- _Figure record extracts_
- - - - -
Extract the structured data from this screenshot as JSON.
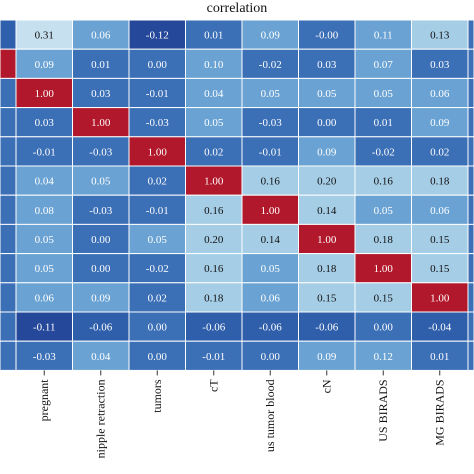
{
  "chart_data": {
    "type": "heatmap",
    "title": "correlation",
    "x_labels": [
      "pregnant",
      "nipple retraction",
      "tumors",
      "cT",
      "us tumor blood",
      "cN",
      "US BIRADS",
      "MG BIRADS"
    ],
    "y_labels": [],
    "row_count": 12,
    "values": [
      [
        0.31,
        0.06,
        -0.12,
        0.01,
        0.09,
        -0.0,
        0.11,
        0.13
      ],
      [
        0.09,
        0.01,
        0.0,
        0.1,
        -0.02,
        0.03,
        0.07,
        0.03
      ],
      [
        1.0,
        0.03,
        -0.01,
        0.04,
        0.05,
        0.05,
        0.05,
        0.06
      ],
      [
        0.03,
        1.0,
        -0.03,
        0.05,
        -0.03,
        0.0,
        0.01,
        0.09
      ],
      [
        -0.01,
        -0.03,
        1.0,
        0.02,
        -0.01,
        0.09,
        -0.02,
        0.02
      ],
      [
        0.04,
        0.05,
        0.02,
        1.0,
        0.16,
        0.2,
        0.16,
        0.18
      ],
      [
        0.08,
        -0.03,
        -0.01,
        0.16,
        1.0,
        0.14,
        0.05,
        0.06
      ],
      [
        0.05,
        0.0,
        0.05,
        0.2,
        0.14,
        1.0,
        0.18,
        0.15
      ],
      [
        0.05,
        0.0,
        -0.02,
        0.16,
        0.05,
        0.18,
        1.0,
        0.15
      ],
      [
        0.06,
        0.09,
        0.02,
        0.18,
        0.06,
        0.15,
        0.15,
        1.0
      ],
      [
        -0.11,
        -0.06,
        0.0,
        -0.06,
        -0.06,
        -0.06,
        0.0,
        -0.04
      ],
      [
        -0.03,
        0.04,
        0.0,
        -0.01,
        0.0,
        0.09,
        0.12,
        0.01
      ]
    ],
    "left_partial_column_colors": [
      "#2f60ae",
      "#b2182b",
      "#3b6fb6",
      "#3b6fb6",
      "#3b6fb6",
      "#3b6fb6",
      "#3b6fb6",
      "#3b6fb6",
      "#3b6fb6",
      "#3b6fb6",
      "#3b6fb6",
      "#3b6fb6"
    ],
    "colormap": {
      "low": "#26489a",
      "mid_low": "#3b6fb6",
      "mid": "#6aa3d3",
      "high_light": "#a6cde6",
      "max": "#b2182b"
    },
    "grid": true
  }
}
- - - - -
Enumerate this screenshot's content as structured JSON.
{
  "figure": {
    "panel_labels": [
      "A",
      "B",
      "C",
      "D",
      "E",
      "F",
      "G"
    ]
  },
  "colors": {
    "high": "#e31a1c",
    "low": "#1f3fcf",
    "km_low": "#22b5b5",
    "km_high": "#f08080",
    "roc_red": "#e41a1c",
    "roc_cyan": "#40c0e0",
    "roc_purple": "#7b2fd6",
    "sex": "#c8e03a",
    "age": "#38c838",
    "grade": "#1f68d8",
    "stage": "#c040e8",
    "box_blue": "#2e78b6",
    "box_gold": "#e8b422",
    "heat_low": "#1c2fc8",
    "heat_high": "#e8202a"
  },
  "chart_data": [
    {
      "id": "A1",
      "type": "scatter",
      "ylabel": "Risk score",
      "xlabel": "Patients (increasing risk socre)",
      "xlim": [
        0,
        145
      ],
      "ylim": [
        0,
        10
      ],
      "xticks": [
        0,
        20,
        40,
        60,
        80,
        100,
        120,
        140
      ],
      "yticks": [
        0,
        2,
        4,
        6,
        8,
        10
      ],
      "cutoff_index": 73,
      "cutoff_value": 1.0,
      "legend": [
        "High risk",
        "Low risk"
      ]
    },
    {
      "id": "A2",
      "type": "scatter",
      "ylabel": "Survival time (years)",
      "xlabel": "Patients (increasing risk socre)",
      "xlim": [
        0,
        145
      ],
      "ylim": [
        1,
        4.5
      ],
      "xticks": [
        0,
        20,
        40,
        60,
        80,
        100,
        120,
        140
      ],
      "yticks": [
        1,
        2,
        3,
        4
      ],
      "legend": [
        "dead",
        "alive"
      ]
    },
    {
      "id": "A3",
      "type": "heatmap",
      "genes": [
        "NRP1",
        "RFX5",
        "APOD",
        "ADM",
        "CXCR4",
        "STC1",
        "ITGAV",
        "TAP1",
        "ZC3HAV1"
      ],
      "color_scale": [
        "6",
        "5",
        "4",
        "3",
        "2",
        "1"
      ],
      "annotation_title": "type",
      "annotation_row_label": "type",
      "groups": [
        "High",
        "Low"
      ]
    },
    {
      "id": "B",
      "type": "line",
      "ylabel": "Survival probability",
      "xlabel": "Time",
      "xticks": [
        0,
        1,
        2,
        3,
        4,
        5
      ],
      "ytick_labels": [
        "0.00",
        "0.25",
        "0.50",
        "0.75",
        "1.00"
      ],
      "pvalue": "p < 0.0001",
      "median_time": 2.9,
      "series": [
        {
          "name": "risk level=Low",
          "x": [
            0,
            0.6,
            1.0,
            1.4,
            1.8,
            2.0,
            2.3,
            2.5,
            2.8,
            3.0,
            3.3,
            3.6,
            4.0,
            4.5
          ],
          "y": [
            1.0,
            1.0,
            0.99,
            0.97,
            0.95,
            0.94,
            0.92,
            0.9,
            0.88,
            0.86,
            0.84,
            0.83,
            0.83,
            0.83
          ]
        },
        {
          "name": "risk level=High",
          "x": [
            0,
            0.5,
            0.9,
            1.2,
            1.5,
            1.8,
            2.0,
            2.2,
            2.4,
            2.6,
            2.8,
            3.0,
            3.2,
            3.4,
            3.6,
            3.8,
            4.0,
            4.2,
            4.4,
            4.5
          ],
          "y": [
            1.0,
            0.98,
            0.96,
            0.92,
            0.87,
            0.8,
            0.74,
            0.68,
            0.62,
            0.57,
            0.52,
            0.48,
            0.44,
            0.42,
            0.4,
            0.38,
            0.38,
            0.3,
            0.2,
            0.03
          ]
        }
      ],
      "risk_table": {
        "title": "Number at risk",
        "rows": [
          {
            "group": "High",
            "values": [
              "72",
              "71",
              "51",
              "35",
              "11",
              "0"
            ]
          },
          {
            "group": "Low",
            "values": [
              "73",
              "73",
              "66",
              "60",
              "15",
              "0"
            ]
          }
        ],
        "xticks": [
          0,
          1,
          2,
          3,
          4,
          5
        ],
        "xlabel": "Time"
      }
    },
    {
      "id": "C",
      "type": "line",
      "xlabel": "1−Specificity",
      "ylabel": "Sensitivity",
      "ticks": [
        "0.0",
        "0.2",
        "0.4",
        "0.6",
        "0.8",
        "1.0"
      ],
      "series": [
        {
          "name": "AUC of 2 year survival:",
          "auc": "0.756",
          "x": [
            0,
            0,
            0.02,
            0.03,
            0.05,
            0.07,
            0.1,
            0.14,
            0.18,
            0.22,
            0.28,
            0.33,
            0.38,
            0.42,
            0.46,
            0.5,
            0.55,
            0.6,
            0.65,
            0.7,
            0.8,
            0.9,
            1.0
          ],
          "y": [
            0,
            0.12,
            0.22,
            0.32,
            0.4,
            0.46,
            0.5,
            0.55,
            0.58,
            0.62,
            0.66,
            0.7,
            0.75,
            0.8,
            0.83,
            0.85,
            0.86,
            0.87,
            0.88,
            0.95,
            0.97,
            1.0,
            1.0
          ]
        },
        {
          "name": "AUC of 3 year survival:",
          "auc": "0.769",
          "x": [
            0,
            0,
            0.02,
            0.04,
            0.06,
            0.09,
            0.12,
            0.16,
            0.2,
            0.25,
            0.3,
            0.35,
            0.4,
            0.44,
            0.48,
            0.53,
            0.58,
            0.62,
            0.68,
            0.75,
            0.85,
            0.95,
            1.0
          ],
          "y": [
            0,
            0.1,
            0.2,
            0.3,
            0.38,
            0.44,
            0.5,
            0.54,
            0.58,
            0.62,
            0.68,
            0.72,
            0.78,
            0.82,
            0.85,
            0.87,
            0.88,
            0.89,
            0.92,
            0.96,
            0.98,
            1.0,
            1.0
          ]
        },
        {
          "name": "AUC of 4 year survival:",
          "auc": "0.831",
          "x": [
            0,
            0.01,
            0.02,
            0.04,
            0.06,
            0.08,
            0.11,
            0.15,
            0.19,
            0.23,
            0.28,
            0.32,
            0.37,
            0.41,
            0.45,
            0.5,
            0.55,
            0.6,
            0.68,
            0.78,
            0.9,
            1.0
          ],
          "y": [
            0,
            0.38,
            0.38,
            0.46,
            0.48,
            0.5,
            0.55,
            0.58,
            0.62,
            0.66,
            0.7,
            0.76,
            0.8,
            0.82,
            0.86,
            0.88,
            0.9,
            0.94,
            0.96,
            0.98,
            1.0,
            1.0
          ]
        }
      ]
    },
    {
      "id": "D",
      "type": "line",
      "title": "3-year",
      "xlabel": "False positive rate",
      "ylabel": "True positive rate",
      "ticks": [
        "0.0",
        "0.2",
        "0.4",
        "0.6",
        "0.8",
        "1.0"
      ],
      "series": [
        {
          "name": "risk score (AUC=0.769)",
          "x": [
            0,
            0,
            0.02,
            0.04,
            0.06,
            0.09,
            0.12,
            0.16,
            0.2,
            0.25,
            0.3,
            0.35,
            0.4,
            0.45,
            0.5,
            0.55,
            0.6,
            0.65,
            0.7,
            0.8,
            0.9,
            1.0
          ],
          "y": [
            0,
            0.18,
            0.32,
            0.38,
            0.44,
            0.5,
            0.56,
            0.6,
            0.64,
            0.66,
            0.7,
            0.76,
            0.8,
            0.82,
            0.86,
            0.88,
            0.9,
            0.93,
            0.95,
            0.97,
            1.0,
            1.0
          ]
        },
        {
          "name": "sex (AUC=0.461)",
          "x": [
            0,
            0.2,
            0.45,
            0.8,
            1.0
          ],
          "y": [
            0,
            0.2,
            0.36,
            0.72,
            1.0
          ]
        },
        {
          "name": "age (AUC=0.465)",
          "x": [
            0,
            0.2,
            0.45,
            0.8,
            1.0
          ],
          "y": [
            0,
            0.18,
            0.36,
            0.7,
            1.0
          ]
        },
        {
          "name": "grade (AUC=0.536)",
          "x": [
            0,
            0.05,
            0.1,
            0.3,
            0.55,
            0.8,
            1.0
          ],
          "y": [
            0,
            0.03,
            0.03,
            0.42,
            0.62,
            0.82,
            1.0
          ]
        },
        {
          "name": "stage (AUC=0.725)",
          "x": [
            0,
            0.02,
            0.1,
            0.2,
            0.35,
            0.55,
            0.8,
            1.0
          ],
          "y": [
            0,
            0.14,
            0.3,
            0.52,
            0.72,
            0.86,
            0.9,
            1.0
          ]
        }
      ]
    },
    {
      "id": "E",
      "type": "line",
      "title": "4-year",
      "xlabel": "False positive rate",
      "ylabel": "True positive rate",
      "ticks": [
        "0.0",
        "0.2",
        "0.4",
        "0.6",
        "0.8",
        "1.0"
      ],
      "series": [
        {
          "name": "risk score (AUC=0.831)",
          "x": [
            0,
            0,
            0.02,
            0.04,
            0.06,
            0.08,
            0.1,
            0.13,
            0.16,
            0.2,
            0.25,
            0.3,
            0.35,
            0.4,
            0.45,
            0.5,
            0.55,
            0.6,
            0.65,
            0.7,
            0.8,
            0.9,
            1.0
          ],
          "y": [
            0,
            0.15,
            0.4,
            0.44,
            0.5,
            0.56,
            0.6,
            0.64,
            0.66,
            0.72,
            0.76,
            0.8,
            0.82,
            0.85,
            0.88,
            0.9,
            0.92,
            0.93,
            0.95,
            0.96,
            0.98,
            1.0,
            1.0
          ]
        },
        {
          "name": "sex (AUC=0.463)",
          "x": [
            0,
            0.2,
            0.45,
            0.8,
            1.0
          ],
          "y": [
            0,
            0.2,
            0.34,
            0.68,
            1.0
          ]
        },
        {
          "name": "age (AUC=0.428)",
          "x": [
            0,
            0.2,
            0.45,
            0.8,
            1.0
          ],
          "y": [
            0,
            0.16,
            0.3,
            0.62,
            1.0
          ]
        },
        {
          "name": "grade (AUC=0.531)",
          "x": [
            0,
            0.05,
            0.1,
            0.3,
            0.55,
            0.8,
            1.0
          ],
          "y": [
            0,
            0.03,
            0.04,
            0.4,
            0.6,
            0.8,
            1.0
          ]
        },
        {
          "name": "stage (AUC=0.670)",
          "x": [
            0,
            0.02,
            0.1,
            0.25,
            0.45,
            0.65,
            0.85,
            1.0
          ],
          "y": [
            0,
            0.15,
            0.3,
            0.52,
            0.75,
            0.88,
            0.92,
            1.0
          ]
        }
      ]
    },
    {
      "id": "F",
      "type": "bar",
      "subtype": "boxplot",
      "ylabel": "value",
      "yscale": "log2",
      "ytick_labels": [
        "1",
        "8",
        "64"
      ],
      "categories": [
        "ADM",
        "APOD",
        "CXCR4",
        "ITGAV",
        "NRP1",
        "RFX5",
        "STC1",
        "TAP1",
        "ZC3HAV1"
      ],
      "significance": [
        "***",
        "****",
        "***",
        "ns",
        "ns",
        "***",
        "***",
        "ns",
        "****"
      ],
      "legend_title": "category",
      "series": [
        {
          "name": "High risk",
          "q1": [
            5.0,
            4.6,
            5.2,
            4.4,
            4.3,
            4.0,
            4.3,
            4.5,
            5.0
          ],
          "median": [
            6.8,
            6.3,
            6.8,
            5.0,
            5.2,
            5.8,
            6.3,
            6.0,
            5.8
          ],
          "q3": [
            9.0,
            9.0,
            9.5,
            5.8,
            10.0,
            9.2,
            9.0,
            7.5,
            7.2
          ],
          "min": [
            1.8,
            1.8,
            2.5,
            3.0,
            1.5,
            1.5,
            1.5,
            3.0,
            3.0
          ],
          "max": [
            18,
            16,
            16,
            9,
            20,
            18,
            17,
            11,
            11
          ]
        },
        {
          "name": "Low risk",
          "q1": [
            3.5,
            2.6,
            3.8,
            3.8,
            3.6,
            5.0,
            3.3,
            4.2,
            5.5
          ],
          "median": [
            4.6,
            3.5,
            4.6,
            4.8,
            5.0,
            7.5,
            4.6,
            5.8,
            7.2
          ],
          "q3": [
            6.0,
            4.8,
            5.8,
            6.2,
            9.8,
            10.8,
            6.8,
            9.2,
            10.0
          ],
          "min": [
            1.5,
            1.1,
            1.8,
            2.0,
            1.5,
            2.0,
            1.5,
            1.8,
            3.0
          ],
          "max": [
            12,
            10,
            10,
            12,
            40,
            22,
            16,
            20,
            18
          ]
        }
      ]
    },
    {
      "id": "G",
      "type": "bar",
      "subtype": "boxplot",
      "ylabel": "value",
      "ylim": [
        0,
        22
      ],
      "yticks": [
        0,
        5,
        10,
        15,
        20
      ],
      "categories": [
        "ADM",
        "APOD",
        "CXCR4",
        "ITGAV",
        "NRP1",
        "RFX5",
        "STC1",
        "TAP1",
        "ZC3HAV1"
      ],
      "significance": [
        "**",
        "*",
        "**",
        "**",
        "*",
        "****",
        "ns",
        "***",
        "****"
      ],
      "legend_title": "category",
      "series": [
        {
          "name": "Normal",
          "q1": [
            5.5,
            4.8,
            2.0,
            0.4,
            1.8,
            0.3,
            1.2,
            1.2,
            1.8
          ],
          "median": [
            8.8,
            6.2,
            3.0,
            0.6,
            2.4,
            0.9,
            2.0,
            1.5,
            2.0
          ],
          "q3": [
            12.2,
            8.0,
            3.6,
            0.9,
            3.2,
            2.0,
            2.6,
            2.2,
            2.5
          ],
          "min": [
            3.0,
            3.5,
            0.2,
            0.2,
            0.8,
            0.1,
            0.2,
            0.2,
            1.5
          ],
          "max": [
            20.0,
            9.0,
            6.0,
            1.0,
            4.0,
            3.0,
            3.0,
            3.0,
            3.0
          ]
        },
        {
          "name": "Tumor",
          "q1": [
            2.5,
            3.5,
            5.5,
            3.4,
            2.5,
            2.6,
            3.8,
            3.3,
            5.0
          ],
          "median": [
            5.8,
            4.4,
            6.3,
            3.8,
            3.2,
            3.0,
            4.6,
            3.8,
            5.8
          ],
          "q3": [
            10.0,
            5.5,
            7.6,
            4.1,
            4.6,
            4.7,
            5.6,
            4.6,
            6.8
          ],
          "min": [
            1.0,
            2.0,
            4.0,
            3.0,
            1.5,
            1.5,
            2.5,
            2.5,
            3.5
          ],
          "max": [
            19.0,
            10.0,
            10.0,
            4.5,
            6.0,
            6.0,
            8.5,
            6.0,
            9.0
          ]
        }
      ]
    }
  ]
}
- - - - -
Bring together each line above where the string "screenshot" turns up.

Extract the structured data from this screenshot as JSON.
Enumerate this screenshot's content as structured JSON.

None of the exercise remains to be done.